• Exercise brief:
Tally all lines containing the word "характеристике". Give the number alone.

=======

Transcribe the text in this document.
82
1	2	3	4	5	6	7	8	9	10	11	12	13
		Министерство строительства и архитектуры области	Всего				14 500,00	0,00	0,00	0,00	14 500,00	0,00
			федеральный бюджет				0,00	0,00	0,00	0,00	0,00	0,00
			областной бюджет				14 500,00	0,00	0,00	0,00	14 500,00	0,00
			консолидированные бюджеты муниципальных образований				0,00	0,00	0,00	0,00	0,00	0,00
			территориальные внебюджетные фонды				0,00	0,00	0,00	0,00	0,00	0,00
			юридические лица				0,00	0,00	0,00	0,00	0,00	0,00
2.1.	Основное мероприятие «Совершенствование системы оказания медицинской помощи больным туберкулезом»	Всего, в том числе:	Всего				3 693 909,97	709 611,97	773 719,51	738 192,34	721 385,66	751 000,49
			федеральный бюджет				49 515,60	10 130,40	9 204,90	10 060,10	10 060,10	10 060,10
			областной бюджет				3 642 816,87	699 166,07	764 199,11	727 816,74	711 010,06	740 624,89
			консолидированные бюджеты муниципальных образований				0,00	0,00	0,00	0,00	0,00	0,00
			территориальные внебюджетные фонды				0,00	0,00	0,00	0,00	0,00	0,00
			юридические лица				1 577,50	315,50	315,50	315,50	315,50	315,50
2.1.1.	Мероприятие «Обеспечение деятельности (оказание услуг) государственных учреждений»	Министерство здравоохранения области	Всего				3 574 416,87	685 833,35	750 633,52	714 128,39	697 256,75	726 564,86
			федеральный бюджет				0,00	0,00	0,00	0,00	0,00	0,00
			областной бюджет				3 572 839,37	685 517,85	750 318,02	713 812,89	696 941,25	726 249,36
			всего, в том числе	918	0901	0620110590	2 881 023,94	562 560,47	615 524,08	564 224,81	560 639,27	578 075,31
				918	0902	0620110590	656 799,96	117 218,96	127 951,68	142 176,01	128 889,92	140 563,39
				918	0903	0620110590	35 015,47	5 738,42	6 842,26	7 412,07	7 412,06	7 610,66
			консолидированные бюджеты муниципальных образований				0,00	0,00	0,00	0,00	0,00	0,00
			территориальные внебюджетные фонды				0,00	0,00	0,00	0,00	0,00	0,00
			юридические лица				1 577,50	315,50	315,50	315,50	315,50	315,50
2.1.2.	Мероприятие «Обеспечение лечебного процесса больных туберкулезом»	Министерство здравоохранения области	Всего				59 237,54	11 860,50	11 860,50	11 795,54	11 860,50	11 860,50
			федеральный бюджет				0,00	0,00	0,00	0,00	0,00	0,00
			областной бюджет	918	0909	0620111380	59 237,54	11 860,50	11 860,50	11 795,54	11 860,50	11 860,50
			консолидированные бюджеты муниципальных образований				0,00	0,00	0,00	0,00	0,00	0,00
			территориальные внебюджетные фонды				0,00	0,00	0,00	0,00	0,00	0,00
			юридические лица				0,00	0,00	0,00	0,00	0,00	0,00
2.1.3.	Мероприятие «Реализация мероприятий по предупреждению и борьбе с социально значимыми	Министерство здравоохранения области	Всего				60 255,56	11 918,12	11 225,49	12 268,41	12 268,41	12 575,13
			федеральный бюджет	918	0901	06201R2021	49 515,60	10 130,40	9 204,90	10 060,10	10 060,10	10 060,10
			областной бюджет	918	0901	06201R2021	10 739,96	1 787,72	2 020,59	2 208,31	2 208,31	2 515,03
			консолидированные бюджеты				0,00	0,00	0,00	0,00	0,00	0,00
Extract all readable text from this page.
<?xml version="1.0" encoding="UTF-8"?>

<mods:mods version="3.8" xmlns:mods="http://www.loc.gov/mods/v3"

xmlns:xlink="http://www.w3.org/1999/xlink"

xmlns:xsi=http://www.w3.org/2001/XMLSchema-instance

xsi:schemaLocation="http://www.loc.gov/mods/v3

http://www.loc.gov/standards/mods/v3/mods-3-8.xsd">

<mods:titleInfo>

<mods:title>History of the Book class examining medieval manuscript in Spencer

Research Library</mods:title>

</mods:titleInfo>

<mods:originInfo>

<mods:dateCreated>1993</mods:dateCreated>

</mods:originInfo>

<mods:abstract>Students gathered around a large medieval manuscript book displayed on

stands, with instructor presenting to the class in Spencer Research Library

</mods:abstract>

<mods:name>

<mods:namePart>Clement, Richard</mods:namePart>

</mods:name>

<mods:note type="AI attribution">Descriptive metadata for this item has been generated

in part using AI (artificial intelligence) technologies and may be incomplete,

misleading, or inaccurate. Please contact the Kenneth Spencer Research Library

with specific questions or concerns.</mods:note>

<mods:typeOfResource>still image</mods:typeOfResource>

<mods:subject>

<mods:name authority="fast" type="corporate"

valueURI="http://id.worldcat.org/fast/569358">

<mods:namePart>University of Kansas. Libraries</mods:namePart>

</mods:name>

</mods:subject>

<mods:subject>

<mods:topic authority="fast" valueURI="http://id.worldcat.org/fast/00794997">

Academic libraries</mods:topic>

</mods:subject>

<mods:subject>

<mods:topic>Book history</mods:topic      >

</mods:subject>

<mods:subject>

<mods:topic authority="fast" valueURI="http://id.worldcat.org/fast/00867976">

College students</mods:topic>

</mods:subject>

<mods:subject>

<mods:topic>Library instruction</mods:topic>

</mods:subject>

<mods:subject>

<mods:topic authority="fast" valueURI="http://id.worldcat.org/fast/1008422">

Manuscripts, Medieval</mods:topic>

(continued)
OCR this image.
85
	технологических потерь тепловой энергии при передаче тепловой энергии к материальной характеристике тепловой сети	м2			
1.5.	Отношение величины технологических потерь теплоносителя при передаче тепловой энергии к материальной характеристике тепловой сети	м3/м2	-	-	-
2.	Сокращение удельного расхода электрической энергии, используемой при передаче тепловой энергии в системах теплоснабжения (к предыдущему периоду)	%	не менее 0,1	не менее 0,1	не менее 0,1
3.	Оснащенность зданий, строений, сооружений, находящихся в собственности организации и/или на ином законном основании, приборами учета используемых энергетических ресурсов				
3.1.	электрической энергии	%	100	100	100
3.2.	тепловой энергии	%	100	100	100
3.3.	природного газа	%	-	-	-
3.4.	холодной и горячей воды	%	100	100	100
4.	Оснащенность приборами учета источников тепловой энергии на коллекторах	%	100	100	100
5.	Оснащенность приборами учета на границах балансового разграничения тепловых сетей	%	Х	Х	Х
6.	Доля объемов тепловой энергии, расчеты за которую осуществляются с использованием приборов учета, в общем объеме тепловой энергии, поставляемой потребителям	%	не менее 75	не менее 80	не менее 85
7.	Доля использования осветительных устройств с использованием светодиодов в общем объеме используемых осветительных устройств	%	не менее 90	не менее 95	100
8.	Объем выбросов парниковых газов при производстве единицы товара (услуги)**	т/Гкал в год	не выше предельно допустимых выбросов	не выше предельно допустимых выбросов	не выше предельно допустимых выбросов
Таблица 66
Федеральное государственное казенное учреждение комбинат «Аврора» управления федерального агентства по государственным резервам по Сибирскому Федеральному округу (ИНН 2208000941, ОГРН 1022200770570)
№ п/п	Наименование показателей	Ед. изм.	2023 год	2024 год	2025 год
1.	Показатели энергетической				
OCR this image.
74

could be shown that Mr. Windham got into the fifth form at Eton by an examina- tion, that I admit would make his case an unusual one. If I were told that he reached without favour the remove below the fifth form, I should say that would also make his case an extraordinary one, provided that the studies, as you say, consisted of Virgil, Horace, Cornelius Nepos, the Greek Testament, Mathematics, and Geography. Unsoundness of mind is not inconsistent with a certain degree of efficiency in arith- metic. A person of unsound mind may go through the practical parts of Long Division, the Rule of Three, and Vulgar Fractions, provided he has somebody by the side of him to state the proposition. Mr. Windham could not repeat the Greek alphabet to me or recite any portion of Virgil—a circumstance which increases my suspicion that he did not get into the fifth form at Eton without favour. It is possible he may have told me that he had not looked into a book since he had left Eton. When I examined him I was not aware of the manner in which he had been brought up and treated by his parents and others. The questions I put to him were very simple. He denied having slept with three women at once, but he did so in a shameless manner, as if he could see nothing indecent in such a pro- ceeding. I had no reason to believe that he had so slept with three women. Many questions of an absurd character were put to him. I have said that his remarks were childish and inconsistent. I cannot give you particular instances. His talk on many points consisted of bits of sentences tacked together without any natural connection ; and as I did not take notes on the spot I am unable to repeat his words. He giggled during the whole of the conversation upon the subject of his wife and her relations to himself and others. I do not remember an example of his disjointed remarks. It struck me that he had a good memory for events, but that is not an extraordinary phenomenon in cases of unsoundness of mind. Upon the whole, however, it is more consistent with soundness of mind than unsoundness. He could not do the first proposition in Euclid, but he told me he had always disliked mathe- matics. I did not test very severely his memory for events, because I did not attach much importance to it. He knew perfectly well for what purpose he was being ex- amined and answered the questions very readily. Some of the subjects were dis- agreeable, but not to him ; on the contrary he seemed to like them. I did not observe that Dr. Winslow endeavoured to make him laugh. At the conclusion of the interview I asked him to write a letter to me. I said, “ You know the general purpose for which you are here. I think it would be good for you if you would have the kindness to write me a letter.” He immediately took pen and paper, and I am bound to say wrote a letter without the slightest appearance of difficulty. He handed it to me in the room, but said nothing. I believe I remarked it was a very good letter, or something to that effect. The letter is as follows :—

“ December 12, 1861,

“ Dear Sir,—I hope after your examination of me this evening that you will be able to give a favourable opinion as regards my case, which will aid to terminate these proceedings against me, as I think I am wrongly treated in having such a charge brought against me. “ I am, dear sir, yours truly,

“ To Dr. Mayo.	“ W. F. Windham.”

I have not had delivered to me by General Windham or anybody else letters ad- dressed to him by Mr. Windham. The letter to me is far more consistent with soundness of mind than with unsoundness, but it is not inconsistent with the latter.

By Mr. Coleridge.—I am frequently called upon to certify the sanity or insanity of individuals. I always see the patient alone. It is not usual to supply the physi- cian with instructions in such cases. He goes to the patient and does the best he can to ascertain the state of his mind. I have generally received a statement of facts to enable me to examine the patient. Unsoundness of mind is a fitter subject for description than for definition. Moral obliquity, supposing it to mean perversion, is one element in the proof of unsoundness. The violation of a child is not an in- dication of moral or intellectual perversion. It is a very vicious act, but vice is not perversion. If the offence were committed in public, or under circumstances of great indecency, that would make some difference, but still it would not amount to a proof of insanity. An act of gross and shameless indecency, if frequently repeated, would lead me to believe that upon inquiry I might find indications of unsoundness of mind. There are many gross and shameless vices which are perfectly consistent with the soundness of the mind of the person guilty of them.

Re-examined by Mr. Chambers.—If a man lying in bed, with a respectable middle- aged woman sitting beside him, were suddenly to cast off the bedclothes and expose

=======

• Written response:
2